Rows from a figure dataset

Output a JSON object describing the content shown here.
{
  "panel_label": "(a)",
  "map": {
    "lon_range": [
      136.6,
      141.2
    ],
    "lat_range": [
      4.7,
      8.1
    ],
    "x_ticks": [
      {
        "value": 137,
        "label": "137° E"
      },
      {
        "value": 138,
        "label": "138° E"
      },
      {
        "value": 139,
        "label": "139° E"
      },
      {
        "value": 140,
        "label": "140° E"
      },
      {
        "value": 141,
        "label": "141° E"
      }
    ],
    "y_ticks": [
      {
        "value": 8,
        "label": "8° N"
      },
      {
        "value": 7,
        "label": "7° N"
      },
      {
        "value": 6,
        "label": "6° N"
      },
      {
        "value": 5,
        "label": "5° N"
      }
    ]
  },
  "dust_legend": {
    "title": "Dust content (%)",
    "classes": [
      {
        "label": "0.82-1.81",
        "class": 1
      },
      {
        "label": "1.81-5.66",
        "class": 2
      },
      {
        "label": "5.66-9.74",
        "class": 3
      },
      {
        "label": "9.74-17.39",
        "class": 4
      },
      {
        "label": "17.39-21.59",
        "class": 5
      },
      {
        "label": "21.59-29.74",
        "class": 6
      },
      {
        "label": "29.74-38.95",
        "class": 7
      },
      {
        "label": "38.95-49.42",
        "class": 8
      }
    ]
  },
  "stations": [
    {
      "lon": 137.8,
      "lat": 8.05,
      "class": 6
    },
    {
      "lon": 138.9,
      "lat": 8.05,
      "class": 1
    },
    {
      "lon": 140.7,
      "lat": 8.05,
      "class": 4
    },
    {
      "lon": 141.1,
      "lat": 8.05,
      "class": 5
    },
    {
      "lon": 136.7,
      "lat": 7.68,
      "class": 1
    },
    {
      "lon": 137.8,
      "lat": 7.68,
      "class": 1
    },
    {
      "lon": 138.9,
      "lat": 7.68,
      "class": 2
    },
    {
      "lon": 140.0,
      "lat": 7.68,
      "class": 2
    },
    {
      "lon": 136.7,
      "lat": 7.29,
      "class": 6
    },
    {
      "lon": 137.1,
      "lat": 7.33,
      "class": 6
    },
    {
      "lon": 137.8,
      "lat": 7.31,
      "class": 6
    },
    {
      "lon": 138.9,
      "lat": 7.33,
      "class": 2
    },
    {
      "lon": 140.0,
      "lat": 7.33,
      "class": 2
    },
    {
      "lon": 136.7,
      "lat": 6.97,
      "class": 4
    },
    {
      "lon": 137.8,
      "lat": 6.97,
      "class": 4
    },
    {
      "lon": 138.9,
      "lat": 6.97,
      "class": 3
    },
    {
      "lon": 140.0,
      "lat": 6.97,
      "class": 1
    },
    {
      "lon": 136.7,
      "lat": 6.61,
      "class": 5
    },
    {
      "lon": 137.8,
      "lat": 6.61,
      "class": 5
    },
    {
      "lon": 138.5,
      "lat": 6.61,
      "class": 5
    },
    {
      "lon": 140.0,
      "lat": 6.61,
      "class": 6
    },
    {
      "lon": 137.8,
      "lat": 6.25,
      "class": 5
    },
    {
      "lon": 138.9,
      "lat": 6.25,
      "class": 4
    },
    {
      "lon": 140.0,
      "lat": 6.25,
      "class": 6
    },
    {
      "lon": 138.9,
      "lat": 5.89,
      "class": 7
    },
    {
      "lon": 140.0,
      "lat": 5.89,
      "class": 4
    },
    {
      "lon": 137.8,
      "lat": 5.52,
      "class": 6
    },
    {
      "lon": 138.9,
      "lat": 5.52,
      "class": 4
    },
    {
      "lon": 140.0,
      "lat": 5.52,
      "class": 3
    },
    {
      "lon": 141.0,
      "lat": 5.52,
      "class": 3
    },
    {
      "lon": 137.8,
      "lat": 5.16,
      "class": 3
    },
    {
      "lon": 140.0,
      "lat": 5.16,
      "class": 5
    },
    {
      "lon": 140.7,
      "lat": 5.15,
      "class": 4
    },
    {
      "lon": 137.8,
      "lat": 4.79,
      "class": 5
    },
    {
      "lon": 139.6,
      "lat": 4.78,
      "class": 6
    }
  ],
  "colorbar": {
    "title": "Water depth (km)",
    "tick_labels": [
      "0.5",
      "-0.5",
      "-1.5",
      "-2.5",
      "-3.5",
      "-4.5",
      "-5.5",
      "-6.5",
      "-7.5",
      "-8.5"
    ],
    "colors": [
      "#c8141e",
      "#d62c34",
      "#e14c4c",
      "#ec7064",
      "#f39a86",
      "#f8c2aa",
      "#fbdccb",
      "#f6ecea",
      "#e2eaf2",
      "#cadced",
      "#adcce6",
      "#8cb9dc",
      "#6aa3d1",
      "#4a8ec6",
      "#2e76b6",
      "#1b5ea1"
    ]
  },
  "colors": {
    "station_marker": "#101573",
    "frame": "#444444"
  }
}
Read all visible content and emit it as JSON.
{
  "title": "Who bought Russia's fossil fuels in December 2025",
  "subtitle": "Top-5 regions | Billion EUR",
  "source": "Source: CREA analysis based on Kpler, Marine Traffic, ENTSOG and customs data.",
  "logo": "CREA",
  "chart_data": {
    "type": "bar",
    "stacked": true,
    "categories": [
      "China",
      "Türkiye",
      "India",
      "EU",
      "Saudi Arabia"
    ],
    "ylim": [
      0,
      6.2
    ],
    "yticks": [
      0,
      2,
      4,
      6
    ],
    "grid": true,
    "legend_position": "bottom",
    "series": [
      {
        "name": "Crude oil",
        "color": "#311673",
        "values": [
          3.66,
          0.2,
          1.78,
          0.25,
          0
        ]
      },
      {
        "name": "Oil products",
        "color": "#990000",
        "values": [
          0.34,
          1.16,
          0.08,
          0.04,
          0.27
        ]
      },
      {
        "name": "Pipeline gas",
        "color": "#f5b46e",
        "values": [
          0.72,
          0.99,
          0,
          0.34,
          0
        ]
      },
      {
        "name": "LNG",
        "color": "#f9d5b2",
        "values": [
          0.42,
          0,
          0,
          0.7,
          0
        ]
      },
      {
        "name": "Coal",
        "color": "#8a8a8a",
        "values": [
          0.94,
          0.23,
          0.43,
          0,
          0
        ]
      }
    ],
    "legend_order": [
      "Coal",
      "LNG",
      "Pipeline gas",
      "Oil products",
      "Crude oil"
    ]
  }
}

Set problem
Repeat the listing in full, keeping every line exactly as it is.

Exercise result
Output a JSON object describing the content shown here.
{
  "panel_label": "(a)",
  "map": {
    "lon_range": [
      136.6,
      141.2
    ],
    "lat_range": [
      4.7,
      8.1
    ],
    "x_ticks": [
      {
        "value": 137,
        "label": "137° E"
      },
      {
        "value": 138,
        "label": "138° E"
      },
      {
        "value": 139,
        "label": "139° E"
      },
      {
        "value": 140,
        "label": "140° E"
      },
      {
        "value": 141,
        "label": "141° E"
      }
    ],
    "y_ticks": [
      {
        "value": 8,
        "label": "8° N"
      },
      {
        "value": 7,
        "label": "7° N"
      },
      {
        "value": 6,
        "label": "6° N"
      },
      {
        "value": 5,
        "label": "5° N"
      }
    ]
  },
  "dust_legend": {
    "title": "Dust content (%)",
    "classes": [
      {
        "label": "0.82-1.81",
        "class": 1
      },
      {
        "label": "1.81-5.66",
        "class": 2
      },
      {
        "label": "5.66-9.74",
        "class": 3
      },
      {
        "label": "9.74-17.39",
        "class": 4
      },
      {
        "label": "17.39-21.59",
        "class": 5
      },
      {
        "label": "21.59-29.74",
        "class": 6
      },
      {
        "label": "29.74-38.95",
        "class": 7
      },
      {
        "label": "38.95-49.42",
        "class": 8
      }
    ]
  },
  "stations": [
    {
      "lon": 137.8,
      "lat": 8.05,
      "class": 6
    },
    {
      "lon": 138.9,
      "lat": 8.05,
      "class": 1
    },
    {
      "lon": 140.7,
      "lat": 8.05,
      "class": 4
    },
    {
      "lon": 141.1,
      "lat": 8.05,
      "class": 5
    },
    {
      "lon": 136.7,
      "lat": 7.68,
      "class": 1
    },
    {
      "lon": 137.8,
      "lat": 7.68,
      "class": 1
    },
    {
      "lon": 138.9,
      "lat": 7.68,
      "class": 2
    },
    {
      "lon": 140.0,
      "lat": 7.68,
      "class": 2
    },
    {
      "lon": 136.7,
      "lat": 7.29,
      "class": 6
    },
    {
      "lon": 137.1,
      "lat": 7.33,
      "class": 6
    },
    {
      "lon": 137.8,
      "lat": 7.31,
      "class": 6
    },
    {
      "lon": 138.9,
      "lat": 7.33,
      "class": 2
    },
    {
      "lon": 140.0,
      "lat": 7.33,
      "class": 2
    },
    {
      "lon": 136.7,
      "lat": 6.97,
      "class": 4
    },
    {
      "lon": 137.8,
      "lat": 6.97,
      "class": 4
    },
    {
      "lon": 138.9,
      "lat": 6.97,
      "class": 3
    },
    {
      "lon": 140.0,
      "lat": 6.97,
      "class": 1
    },
    {
      "lon": 136.7,
      "lat": 6.61,
      "class": 5
    },
    {
      "lon": 137.8,
      "lat": 6.61,
      "class": 5
    },
    {
      "lon": 138.5,
      "lat": 6.61,
      "class": 5
    },
    {
      "lon": 140.0,
      "lat": 6.61,
      "class": 6
    },
    {
      "lon": 137.8,
      "lat": 6.25,
      "class": 5
    },
    {
      "lon": 138.9,
      "lat": 6.25,
      "class": 4
    },
    {
      "lon": 140.0,
      "lat": 6.25,
      "class": 6
    },
    {
      "lon": 138.9,
      "lat": 5.89,
      "class": 7
    },
    {
      "lon": 140.0,
      "lat": 5.89,
      "class": 4
    },
    {
      "lon": 137.8,
      "lat": 5.52,
      "class": 6
    },
    {
      "lon": 138.9,
      "lat": 5.52,
      "class": 4
    },
    {
      "lon": 140.0,
      "lat": 5.52,
      "class": 3
    },
    {
      "lon": 141.0,
      "lat": 5.52,
      "class": 3
    },
    {
      "lon": 137.8,
      "lat": 5.16,
      "class": 3
    },
    {
      "lon": 140.0,
      "lat": 5.16,
      "class": 5
    },
    {
      "lon": 140.7,
      "lat": 5.15,
      "class": 4
    },
    {
      "lon": 137.8,
      "lat": 4.79,
      "class": 5
    },
    {
      "lon": 139.6,
      "lat": 4.78,
      "class": 6
    }
  ],
  "colorbar": {
    "title": "Water depth (km)",
    "tick_labels": [
      "0.5",
      "-0.5",
      "-1.5",
      "-2.5",
      "-3.5",
      "-4.5",
      "-5.5",
      "-6.5",
      "-7.5",
      "-8.5"
    ],
    "colors": [
      "#c8141e",
      "#d62c34",
      "#e14c4c",
      "#ec7064",
      "#f39a86",
      "#f8c2aa",
      "#fbdccb",
      "#f6ecea",
      "#e2eaf2",
      "#cadced",
      "#adcce6",
      "#8cb9dc",
      "#6aa3d1",
      "#4a8ec6",
      "#2e76b6",
      "#1b5ea1"
    ]
  },
  "colors": {
    "station_marker": "#101573",
    "frame": "#444444"
  }
}
Read all visible content and emit it as JSON.
{
  "title": "Who bought Russia's fossil fuels in December 2025",
  "subtitle": "Top-5 regions | Billion EUR",
  "source": "Source: CREA analysis based on Kpler, Marine Traffic, ENTSOG and customs data.",
  "logo": "CREA",
  "chart_data": {
    "type": "bar",
    "stacked": true,
    "categories": [
      "China",
      "Türkiye",
      "India",
      "EU",
      "Saudi Arabia"
    ],
    "ylim": [
      0,
      6.2
    ],
    "yticks": [
      0,
      2,
      4,
      6
    ],
    "grid": true,
    "legend_position": "bottom",
    "series": [
      {
        "name": "Crude oil",
        "color": "#311673",
        "values": [
          3.66,
          0.2,
          1.78,
          0.25,
          0
        ]
      },
      {
        "name": "Oil products",
        "color": "#990000",
        "values": [
          0.34,
          1.16,
          0.08,
          0.04,
          0.27
        ]
      },
      {
        "name": "Pipeline gas",
        "color": "#f5b46e",
        "values": [
          0.72,
          0.99,
          0,
          0.34,
          0
        ]
      },
      {
        "name": "LNG",
        "color": "#f9d5b2",
        "values": [
          0.42,
          0,
          0,
          0.7,
          0
        ]
      },
      {
        "name": "Coal",
        "color": "#8a8a8a",
        "values": [
          0.94,
          0.23,
          0.43,
          0,
          0
        ]
      }
    ],
    "legend_order": [
      "Coal",
      "LNG",
      "Pipeline gas",
      "Oil products",
      "Crude oil"
    ]
  }
}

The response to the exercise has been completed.